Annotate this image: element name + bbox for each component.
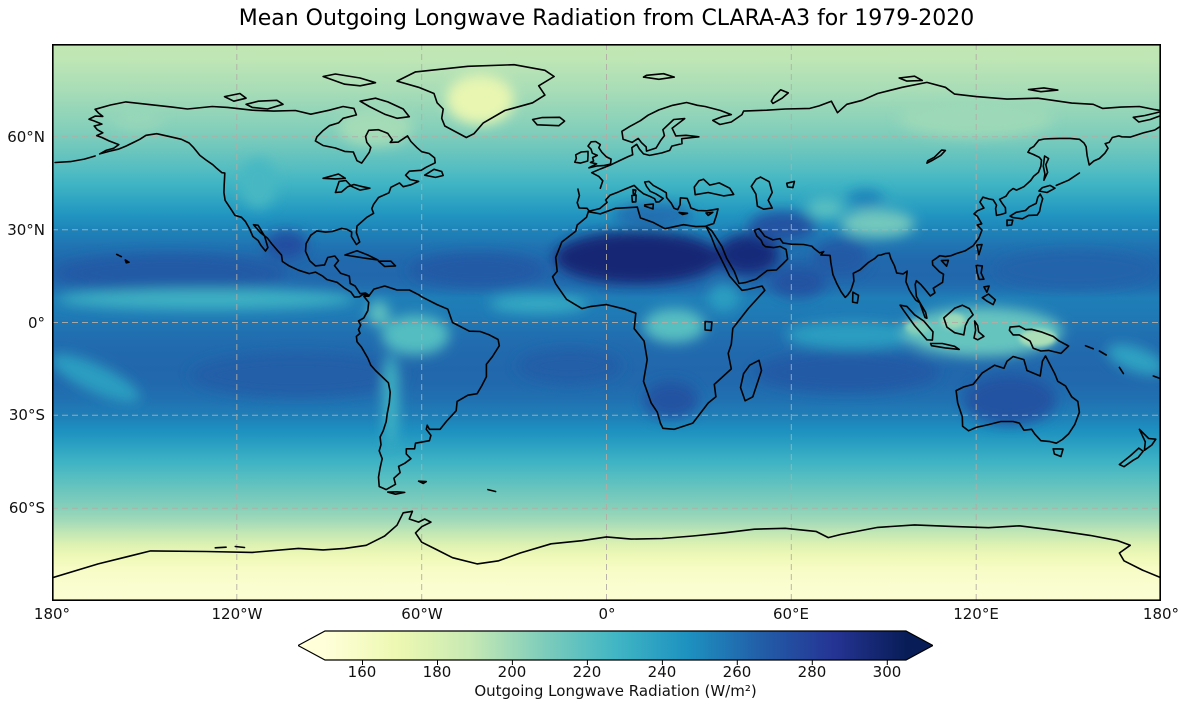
feature-s-pacific-subtropic-high [190,353,407,397]
colorbar-tick-label: 160 [347,663,377,681]
feature-australia-interior-high [963,375,1057,425]
y-tick-label: 60°S [8,499,45,517]
x-tick-label: 120°W [211,605,263,623]
y-tick-label: 30°S [8,406,45,424]
x-tick-label: 60°W [401,605,443,623]
colorbar-tick-label: 200 [497,663,527,681]
coastlines [52,63,1161,579]
colorbar-canvas [296,630,935,665]
feature-s-indian-subtropic-high [754,351,940,393]
chart-title: Mean Outgoing Longwave Radiation from CL… [238,6,975,31]
map-plot [52,44,1162,602]
feature-itcz-indian-low [785,321,921,349]
colorbar-tick-label: 280 [797,663,827,681]
feature-n-atlantic-subtropic-high [409,252,545,287]
feature-arabian-sea-high [769,266,826,298]
y-tick-label: 0° [27,314,45,332]
x-tick-label: 0° [598,605,616,623]
colorbar-axis-label: Outgoing Longwave Radiation (W/m²) [474,682,757,700]
olr-anomalies-fsoft [52,74,1161,447]
feature-spcz-west-low [1107,343,1161,376]
feature-congo-low [643,308,706,343]
feature-kalahari-high [643,381,699,419]
x-tick-label: 60°E [772,605,810,623]
feature-mexico-plateau-high [264,231,308,259]
y-tick-label: 30°N [7,221,45,239]
feature-s-atlantic-subtropic-high [517,348,622,383]
feature-spcz-east-low [52,353,141,403]
feature-alaska-low [113,105,163,131]
feature-colombia-low [367,300,390,326]
map-canvas [52,44,1162,602]
colorbar-bar [296,630,935,661]
colorbar-tick-label: 260 [722,663,752,681]
feature-india-high [812,238,869,277]
feature-itcz-atlantic-low [489,294,588,314]
feature-rockies-low [239,158,277,209]
colorbar [296,630,935,666]
x-tick-label: 180° [33,605,71,623]
colorbar-tick-labels: 160 180 200 220 240 260 280 300 [298,663,933,681]
feature-iran-plateau-high [748,211,816,243]
map-border [52,44,1162,602]
feature-n-pacific-subtropic-high [52,254,287,292]
feature-itcz-pacific-low [58,288,354,310]
feature-andes-low [383,353,399,447]
feature-ethiopia-highland-low [708,283,739,312]
feature-sahara-high [554,231,721,284]
x-tick-label: 180° [1142,605,1180,623]
colorbar-tick-label: 180 [422,663,452,681]
feature-tibet-plateau-low [840,209,915,238]
y-tick-label: 60°N [7,128,45,146]
feature-greenland-low [446,74,515,125]
feature-mediterranean-high [612,203,693,229]
x-tick-label: 120°E [953,605,999,623]
colorbar-tick-label: 240 [647,663,677,681]
colorbar-ticks [362,660,888,665]
feature-sumatra-bright [905,320,930,334]
colorbar-tick-label: 300 [872,663,902,681]
feature-taklamakan-high [846,189,884,208]
colorbar-tick-label: 220 [572,663,602,681]
feature-amazon-low [381,314,450,355]
feature-w-pacific-subtropic-high [994,251,1155,289]
feature-pamir-low [806,197,844,219]
gridlines [52,44,1161,601]
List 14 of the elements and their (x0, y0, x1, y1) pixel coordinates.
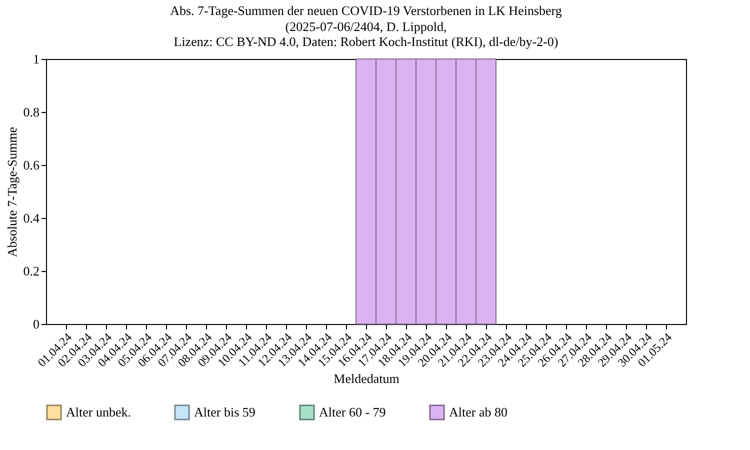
****************
Work required:
Reproduce every line of the items above word for word, leaving out the picture lines.

The response:
Annotate this image: element name + bbox for each component.
feature-s-pacific-subtropic-high [190,353,407,397]
colorbar-tick-label: 160 [347,663,377,681]
feature-australia-interior-high [963,375,1057,425]
y-tick-label: 60°S [8,499,45,517]
x-tick-label: 120°W [211,605,263,623]
y-tick-label: 30°S [8,406,45,424]
x-tick-label: 60°W [401,605,443,623]
colorbar-tick-label: 200 [497,663,527,681]
coastlines [52,63,1161,579]
colorbar-canvas [296,630,935,665]
feature-s-indian-subtropic-high [754,351,940,393]
chart-title: Mean Outgoing Longwave Radiation from CL… [238,6,975,31]
map-plot [52,44,1162,602]
feature-itcz-indian-low [785,321,921,349]
colorbar-tick-label: 280 [797,663,827,681]
feature-n-atlantic-subtropic-high [409,252,545,287]
feature-arabian-sea-high [769,266,826,298]
y-tick-label: 0° [27,314,45,332]
x-tick-label: 0° [598,605,616,623]
colorbar-axis-label: Outgoing Longwave Radiation (W/m²) [474,682,757,700]
olr-anomalies-fsoft [52,74,1161,447]
feature-spcz-west-low [1107,343,1161,376]
feature-congo-low [643,308,706,343]
feature-kalahari-high [643,381,699,419]
x-tick-label: 60°E [772,605,810,623]
feature-mexico-plateau-high [264,231,308,259]
y-tick-label: 30°N [7,221,45,239]
feature-s-atlantic-subtropic-high [517,348,622,383]
feature-spcz-east-low [52,353,141,403]
feature-alaska-low [113,105,163,131]
feature-colombia-low [367,300,390,326]
map-canvas [52,44,1162,602]
colorbar-bar [296,630,935,661]
colorbar-tick-label: 260 [722,663,752,681]
feature-india-high [812,238,869,277]
feature-itcz-atlantic-low [489,294,588,314]
feature-rockies-low [239,158,277,209]
colorbar [296,630,935,666]
x-tick-label: 180° [33,605,71,623]
colorbar-tick-labels: 160 180 200 220 240 260 280 300 [298,663,933,681]
feature-iran-plateau-high [748,211,816,243]
map-border [52,44,1162,602]
feature-n-pacific-subtropic-high [52,254,287,292]
feature-itcz-pacific-low [58,288,354,310]
feature-andes-low [383,353,399,447]
feature-ethiopia-highland-low [708,283,739,312]
feature-sahara-high [554,231,721,284]
x-tick-label: 180° [1142,605,1180,623]
colorbar-tick-label: 180 [422,663,452,681]
feature-tibet-plateau-low [840,209,915,238]
y-tick-label: 60°N [7,128,45,146]
feature-greenland-low [446,74,515,125]
feature-mediterranean-high [612,203,693,229]
x-tick-label: 120°E [953,605,999,623]
colorbar-tick-label: 240 [647,663,677,681]
colorbar-ticks [362,660,888,665]
feature-sumatra-bright [905,320,930,334]
colorbar-tick-label: 300 [872,663,902,681]
feature-taklamakan-high [846,189,884,208]
colorbar-tick-label: 220 [572,663,602,681]
feature-amazon-low [381,314,450,355]
feature-w-pacific-subtropic-high [994,251,1155,289]
feature-pamir-low [806,197,844,219]
gridlines [52,44,1161,601]
List 14 of the elements and their (x0, y0, x1, y1) pixel coordinates.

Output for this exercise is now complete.